== Provided data ==

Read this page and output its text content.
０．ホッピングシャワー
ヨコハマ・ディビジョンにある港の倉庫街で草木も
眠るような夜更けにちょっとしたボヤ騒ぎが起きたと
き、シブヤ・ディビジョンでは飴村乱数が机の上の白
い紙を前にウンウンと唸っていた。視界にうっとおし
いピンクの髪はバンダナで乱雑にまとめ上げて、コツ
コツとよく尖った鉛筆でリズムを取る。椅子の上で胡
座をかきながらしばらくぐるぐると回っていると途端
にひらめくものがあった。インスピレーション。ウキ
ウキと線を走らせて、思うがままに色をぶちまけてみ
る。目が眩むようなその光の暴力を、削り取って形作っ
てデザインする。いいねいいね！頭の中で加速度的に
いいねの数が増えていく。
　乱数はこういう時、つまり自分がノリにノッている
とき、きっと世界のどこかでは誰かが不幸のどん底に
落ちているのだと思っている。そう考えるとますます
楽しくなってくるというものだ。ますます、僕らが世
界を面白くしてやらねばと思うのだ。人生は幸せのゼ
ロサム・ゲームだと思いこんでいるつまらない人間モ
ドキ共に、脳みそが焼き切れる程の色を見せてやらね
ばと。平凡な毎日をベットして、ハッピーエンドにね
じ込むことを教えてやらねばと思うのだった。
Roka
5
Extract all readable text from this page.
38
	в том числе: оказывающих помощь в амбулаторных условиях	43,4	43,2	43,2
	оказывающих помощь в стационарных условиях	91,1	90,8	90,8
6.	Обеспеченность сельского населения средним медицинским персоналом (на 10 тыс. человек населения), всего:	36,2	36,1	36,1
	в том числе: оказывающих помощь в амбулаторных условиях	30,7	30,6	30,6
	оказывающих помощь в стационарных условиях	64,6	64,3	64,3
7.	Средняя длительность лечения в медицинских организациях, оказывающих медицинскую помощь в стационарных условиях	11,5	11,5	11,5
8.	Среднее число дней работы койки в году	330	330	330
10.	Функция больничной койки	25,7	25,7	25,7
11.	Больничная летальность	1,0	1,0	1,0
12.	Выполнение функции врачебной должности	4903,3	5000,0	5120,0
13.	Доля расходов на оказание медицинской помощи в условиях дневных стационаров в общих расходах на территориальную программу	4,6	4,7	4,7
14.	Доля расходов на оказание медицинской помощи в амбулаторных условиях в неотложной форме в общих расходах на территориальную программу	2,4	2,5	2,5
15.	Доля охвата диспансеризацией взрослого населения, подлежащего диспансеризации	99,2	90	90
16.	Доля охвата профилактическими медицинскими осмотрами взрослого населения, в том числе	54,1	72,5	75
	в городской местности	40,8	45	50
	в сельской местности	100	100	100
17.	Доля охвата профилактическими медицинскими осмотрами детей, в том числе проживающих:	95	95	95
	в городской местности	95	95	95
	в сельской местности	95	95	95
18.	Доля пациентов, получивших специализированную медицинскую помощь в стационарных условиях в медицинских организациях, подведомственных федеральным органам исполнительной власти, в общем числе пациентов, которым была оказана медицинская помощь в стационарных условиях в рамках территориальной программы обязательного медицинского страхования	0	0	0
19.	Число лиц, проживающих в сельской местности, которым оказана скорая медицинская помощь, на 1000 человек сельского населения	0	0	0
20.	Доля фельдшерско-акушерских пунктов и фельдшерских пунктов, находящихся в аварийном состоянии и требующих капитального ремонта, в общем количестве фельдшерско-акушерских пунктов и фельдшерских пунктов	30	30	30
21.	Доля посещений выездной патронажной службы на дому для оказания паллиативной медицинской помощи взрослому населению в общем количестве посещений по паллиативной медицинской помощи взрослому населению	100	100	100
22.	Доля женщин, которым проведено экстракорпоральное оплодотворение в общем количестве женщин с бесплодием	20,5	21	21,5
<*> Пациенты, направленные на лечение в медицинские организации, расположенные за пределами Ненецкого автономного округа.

===

#### [Job]
Print every entry exactly as it appears.

#### [The reply]
Read this page and output its text content.
０．ホッピングシャワー
ヨコハマ・ディビジョンにある港の倉庫街で草木も
眠るような夜更けにちょっとしたボヤ騒ぎが起きたと
き、シブヤ・ディビジョンでは飴村乱数が机の上の白
い紙を前にウンウンと唸っていた。視界にうっとおし
いピンクの髪はバンダナで乱雑にまとめ上げて、コツ
コツとよく尖った鉛筆でリズムを取る。椅子の上で胡
座をかきながらしばらくぐるぐると回っていると途端
にひらめくものがあった。インスピレーション。ウキ
ウキと線を走らせて、思うがままに色をぶちまけてみ
る。目が眩むようなその光の暴力を、削り取って形作っ
てデザインする。いいねいいね！頭の中で加速度的に
いいねの数が増えていく。
　乱数はこういう時、つまり自分がノリにノッている
とき、きっと世界のどこかでは誰かが不幸のどん底に
落ちているのだと思っている。そう考えるとますます
楽しくなってくるというものだ。ますます、僕らが世
界を面白くしてやらねばと思うのだ。人生は幸せのゼ
ロサム・ゲームだと思いこんでいるつまらない人間モ
ドキ共に、脳みそが焼き切れる程の色を見せてやらね
ばと。平凡な毎日をベットして、ハッピーエンドにね
じ込むことを教えてやらねばと思うのだった。
Roka
5
Extract all readable text from this page.
38
	в том числе: оказывающих помощь в амбулаторных условиях	43,4	43,2	43,2
	оказывающих помощь в стационарных условиях	91,1	90,8	90,8
6.	Обеспеченность сельского населения средним медицинским персоналом (на 10 тыс. человек населения), всего:	36,2	36,1	36,1
	в том числе: оказывающих помощь в амбулаторных условиях	30,7	30,6	30,6
	оказывающих помощь в стационарных условиях	64,6	64,3	64,3
7.	Средняя длительность лечения в медицинских организациях, оказывающих медицинскую помощь в стационарных условиях	11,5	11,5	11,5
8.	Среднее число дней работы койки в году	330	330	330
10.	Функция больничной койки	25,7	25,7	25,7
11.	Больничная летальность	1,0	1,0	1,0
12.	Выполнение функции врачебной должности	4903,3	5000,0	5120,0
13.	Доля расходов на оказание медицинской помощи в условиях дневных стационаров в общих расходах на территориальную программу	4,6	4,7	4,7
14.	Доля расходов на оказание медицинской помощи в амбулаторных условиях в неотложной форме в общих расходах на территориальную программу	2,4	2,5	2,5
15.	Доля охвата диспансеризацией взрослого населения, подлежащего диспансеризации	99,2	90	90
16.	Доля охвата профилактическими медицинскими осмотрами взрослого населения, в том числе	54,1	72,5	75
	в городской местности	40,8	45	50
	в сельской местности	100	100	100
17.	Доля охвата профилактическими медицинскими осмотрами детей, в том числе проживающих:	95	95	95
	в городской местности	95	95	95
	в сельской местности	95	95	95
18.	Доля пациентов, получивших специализированную медицинскую помощь в стационарных условиях в медицинских организациях, подведомственных федеральным органам исполнительной власти, в общем числе пациентов, которым была оказана медицинская помощь в стационарных условиях в рамках территориальной программы обязательного медицинского страхования	0	0	0
19.	Число лиц, проживающих в сельской местности, которым оказана скорая медицинская помощь, на 1000 человек сельского населения	0	0	0
20.	Доля фельдшерско-акушерских пунктов и фельдшерских пунктов, находящихся в аварийном состоянии и требующих капитального ремонта, в общем количестве фельдшерско-акушерских пунктов и фельдшерских пунктов	30	30	30
21.	Доля посещений выездной патронажной службы на дому для оказания паллиативной медицинской помощи взрослому населению в общем количестве посещений по паллиативной медицинской помощи взрослому населению	100	100	100
22.	Доля женщин, которым проведено экстракорпоральное оплодотворение в общем количестве женщин с бесплодием	20,5	21	21,5
<*> Пациенты, направленные на лечение в медицинские организации, расположенные за пределами Ненецкого автономного округа.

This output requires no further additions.